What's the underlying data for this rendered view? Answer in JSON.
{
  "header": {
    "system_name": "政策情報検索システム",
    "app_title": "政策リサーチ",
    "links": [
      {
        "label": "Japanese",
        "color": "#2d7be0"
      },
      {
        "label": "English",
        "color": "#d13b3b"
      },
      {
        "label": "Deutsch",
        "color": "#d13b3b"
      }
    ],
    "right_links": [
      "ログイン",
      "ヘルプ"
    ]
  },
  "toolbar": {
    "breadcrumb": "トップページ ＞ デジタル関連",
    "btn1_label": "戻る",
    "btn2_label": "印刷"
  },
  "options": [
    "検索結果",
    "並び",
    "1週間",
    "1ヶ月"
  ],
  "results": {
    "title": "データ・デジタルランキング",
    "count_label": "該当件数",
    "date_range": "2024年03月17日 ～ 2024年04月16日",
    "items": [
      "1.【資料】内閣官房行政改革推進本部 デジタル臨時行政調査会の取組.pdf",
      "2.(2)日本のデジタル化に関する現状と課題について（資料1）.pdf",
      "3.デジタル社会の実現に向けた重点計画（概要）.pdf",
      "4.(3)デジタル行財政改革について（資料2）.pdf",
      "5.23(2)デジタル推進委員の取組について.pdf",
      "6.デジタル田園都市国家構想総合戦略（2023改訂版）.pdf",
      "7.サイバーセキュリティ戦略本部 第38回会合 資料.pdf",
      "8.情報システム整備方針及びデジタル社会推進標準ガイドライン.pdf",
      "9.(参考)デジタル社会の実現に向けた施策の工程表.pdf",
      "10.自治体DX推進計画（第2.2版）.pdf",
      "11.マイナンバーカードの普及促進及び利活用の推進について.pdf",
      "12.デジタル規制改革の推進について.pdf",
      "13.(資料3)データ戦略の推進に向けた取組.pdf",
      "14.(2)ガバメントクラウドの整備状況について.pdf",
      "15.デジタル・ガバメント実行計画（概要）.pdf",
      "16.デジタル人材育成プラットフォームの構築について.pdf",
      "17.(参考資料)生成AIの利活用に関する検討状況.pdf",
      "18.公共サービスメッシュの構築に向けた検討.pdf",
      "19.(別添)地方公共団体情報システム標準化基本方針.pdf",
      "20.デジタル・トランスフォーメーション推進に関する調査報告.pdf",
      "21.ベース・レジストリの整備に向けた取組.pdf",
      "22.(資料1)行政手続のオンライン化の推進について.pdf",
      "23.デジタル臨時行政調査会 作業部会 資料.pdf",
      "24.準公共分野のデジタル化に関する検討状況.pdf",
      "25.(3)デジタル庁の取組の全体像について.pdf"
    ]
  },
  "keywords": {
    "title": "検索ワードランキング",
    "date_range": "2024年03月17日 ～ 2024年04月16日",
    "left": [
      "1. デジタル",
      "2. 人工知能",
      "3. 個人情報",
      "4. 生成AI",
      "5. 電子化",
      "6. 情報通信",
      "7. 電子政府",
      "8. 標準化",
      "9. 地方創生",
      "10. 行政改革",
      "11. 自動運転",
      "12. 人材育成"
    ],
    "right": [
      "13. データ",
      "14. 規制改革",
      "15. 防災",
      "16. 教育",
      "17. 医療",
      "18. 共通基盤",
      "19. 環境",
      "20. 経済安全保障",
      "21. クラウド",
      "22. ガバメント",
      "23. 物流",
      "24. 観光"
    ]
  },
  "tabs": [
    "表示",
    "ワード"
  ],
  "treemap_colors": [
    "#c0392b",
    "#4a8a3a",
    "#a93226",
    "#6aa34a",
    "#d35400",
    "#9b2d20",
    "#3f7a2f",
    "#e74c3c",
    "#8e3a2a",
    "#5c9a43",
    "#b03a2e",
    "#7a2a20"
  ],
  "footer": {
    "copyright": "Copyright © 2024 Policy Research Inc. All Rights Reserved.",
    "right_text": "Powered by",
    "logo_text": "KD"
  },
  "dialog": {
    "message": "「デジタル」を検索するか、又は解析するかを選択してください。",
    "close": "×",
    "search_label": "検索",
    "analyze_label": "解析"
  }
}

# # # # #

◆ Given instruction:
Each line above must be reproduced exactly as it stands.

◆ Written reply:
What's the underlying data for this rendered view? Answer in JSON.
{
  "header": {
    "system_name": "政策情報検索システム",
    "app_title": "政策リサーチ",
    "links": [
      {
        "label": "Japanese",
        "color": "#2d7be0"
      },
      {
        "label": "English",
        "color": "#d13b3b"
      },
      {
        "label": "Deutsch",
        "color": "#d13b3b"
      }
    ],
    "right_links": [
      "ログイン",
      "ヘルプ"
    ]
  },
  "toolbar": {
    "breadcrumb": "トップページ ＞ デジタル関連",
    "btn1_label": "戻る",
    "btn2_label": "印刷"
  },
  "options": [
    "検索結果",
    "並び",
    "1週間",
    "1ヶ月"
  ],
  "results": {
    "title": "データ・デジタルランキング",
    "count_label": "該当件数",
    "date_range": "2024年03月17日 ～ 2024年04月16日",
    "items": [
      "1.【資料】内閣官房行政改革推進本部 デジタル臨時行政調査会の取組.pdf",
      "2.(2)日本のデジタル化に関する現状と課題について（資料1）.pdf",
      "3.デジタル社会の実現に向けた重点計画（概要）.pdf",
      "4.(3)デジタル行財政改革について（資料2）.pdf",
      "5.23(2)デジタル推進委員の取組について.pdf",
      "6.デジタル田園都市国家構想総合戦略（2023改訂版）.pdf",
      "7.サイバーセキュリティ戦略本部 第38回会合 資料.pdf",
      "8.情報システム整備方針及びデジタル社会推進標準ガイドライン.pdf",
      "9.(参考)デジタル社会の実現に向けた施策の工程表.pdf",
      "10.自治体DX推進計画（第2.2版）.pdf",
      "11.マイナンバーカードの普及促進及び利活用の推進について.pdf",
      "12.デジタル規制改革の推進について.pdf",
      "13.(資料3)データ戦略の推進に向けた取組.pdf",
      "14.(2)ガバメントクラウドの整備状況について.pdf",
      "15.デジタル・ガバメント実行計画（概要）.pdf",
      "16.デジタル人材育成プラットフォームの構築について.pdf",
      "17.(参考資料)生成AIの利活用に関する検討状況.pdf",
      "18.公共サービスメッシュの構築に向けた検討.pdf",
      "19.(別添)地方公共団体情報システム標準化基本方針.pdf",
      "20.デジタル・トランスフォーメーション推進に関する調査報告.pdf",
      "21.ベース・レジストリの整備に向けた取組.pdf",
      "22.(資料1)行政手続のオンライン化の推進について.pdf",
      "23.デジタル臨時行政調査会 作業部会 資料.pdf",
      "24.準公共分野のデジタル化に関する検討状況.pdf",
      "25.(3)デジタル庁の取組の全体像について.pdf"
    ]
  },
  "keywords": {
    "title": "検索ワードランキング",
    "date_range": "2024年03月17日 ～ 2024年04月16日",
    "left": [
      "1. デジタル",
      "2. 人工知能",
      "3. 個人情報",
      "4. 生成AI",
      "5. 電子化",
      "6. 情報通信",
      "7. 電子政府",
      "8. 標準化",
      "9. 地方創生",
      "10. 行政改革",
      "11. 自動運転",
      "12. 人材育成"
    ],
    "right": [
      "13. データ",
      "14. 規制改革",
      "15. 防災",
      "16. 教育",
      "17. 医療",
      "18. 共通基盤",
      "19. 環境",
      "20. 経済安全保障",
      "21. クラウド",
      "22. ガバメント",
      "23. 物流",
      "24. 観光"
    ]
  },
  "tabs": [
    "表示",
    "ワード"
  ],
  "treemap_colors": [
    "#c0392b",
    "#4a8a3a",
    "#a93226",
    "#6aa34a",
    "#d35400",
    "#9b2d20",
    "#3f7a2f",
    "#e74c3c",
    "#8e3a2a",
    "#5c9a43",
    "#b03a2e",
    "#7a2a20"
  ],
  "footer": {
    "copyright": "Copyright © 2024 Policy Research Inc. All Rights Reserved.",
    "right_text": "Powered by",
    "logo_text": "KD"
  },
  "dialog": {
    "message": "「デジタル」を検索するか、又は解析するかを選択してください。",
    "close": "×",
    "search_label": "検索",
    "analyze_label": "解析"
  }
}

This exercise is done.